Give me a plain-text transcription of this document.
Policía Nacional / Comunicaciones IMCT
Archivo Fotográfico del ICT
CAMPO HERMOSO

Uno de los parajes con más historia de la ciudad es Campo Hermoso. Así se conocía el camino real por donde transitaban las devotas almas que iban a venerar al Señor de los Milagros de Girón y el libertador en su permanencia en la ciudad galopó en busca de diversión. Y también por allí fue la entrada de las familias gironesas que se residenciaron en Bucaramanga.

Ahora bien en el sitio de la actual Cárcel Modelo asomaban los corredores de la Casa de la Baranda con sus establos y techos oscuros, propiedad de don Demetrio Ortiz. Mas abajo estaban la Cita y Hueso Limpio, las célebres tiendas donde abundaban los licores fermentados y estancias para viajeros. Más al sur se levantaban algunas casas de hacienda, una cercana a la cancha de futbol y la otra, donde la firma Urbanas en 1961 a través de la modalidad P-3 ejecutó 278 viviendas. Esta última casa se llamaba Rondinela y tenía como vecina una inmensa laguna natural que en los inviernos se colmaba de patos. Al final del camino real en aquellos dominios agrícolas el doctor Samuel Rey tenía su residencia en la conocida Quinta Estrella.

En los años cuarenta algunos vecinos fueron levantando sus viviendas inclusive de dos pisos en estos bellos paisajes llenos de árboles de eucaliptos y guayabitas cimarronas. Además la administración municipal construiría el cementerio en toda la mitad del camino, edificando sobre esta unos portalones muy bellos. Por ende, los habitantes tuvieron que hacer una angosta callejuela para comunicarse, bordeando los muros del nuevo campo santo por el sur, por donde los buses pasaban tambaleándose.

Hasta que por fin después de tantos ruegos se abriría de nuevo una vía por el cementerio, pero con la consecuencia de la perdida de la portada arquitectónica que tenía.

:::

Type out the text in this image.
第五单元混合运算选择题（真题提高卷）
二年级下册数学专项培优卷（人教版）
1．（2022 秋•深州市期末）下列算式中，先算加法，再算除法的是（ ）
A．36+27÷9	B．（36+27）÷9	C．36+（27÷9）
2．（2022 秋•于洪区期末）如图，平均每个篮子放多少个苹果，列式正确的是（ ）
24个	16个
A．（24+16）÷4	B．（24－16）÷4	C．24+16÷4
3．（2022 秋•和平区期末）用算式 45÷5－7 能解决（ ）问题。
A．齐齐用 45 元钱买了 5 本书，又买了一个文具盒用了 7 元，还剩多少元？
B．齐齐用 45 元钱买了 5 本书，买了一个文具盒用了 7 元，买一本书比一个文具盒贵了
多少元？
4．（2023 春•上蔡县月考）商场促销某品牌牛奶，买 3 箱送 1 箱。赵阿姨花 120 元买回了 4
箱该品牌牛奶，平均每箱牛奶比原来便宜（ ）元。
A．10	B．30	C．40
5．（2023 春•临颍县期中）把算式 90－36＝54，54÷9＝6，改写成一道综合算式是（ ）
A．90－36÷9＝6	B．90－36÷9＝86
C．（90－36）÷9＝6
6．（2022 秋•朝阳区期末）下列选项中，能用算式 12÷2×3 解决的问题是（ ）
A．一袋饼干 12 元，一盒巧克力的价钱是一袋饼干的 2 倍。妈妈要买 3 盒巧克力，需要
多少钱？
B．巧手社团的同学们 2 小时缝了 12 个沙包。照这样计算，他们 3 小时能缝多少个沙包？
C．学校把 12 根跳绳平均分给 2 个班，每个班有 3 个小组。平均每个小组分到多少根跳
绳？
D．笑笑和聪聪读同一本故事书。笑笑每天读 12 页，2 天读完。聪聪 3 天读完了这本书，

:::

### Given problem:
Pick each line holding the word "tenía" out of the listing.

### Expected answer:
Ahora bien en el sitio de la actual Cárcel Modelo asomaban los corredores de la Casa de la Baranda con sus establos y techos oscuros, propiedad de don Demetrio Ortiz. Mas abajo estaban la Cita y Hueso Limpio, las célebres tiendas donde abundaban los licores fermentados y estancias para viajeros. Más al sur se levantaban algunas casas de hacienda, una cercana a la cancha de futbol y la otra, donde la firma Urbanas en 1961 a través de la modalidad P-3 ejecutó 278 viviendas. Esta última casa se llamaba Rondinela y tenía como vecina una inmensa laguna natural que en los inviernos se colmaba de patos. Al final del camino real en aquellos dominios agrícolas el doctor Samuel Rey tenía su residencia en la conocida Quinta Estrella.
Hasta que por fin después de tantos ruegos se abriría de nuevo una vía por el cementerio, pero con la consecuencia de la perdida de la portada arquitectónica que tenía.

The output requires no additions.